* BEGIN Input data *

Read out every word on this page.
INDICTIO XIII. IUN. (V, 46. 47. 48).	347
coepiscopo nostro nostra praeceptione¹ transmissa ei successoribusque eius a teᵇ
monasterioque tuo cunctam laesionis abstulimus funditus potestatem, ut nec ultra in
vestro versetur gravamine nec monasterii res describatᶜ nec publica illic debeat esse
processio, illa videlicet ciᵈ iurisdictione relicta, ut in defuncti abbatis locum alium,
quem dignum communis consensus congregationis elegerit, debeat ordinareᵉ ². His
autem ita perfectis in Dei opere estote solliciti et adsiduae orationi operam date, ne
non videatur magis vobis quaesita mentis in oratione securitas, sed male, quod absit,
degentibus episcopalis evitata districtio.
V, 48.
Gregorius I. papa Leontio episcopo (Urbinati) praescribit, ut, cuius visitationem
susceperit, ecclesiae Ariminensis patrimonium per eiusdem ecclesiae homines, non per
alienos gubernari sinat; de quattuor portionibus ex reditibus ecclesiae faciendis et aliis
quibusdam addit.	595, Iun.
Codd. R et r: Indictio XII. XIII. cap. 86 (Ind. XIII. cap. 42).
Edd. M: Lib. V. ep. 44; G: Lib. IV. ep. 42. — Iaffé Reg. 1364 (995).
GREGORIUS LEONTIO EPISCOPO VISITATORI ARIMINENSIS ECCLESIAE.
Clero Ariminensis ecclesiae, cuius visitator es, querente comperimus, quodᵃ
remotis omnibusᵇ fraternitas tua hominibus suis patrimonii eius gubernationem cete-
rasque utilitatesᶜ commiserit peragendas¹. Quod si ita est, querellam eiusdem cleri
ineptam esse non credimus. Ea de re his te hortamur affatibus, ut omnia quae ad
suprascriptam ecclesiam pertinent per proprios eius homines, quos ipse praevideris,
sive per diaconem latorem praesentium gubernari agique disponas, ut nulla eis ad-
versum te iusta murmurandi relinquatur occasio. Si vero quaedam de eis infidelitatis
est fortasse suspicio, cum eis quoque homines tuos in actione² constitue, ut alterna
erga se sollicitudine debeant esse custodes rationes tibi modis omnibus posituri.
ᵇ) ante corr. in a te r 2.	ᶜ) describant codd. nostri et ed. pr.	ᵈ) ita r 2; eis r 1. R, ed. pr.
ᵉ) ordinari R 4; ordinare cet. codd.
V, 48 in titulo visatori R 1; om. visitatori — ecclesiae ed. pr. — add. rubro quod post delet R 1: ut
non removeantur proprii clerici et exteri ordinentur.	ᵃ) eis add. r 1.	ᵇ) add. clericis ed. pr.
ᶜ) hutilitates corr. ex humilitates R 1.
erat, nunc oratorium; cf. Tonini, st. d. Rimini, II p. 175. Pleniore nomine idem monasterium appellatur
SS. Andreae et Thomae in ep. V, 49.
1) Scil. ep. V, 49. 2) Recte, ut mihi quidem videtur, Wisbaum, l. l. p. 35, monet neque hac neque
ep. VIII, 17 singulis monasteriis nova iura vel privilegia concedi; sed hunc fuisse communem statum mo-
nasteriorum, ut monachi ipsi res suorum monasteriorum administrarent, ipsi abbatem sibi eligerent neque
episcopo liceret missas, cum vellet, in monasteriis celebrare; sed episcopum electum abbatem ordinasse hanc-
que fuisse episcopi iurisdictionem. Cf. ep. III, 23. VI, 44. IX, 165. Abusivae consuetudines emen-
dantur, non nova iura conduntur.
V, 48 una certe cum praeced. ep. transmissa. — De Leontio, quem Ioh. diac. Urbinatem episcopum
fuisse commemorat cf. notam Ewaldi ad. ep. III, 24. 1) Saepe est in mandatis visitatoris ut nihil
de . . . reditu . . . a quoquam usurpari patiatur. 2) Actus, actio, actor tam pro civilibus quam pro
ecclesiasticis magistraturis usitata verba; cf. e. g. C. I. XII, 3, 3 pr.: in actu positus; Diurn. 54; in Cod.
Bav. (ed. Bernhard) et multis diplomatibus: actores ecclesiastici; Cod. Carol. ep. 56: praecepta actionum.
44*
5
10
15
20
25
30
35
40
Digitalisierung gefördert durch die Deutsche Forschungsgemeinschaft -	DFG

* END Input data *

Objective >> Scan the entries above for the word "corr" and collect each line holding it.

Solution to the problem >>
ᵇ) ante corr. in a te r 2.	ᶜ) describant codd. nostri et ed. pr.	ᵈ) ita r 2; eis r 1. R, ed. pr.
ᶜ) hutilitates corr. ex humilitates R 1.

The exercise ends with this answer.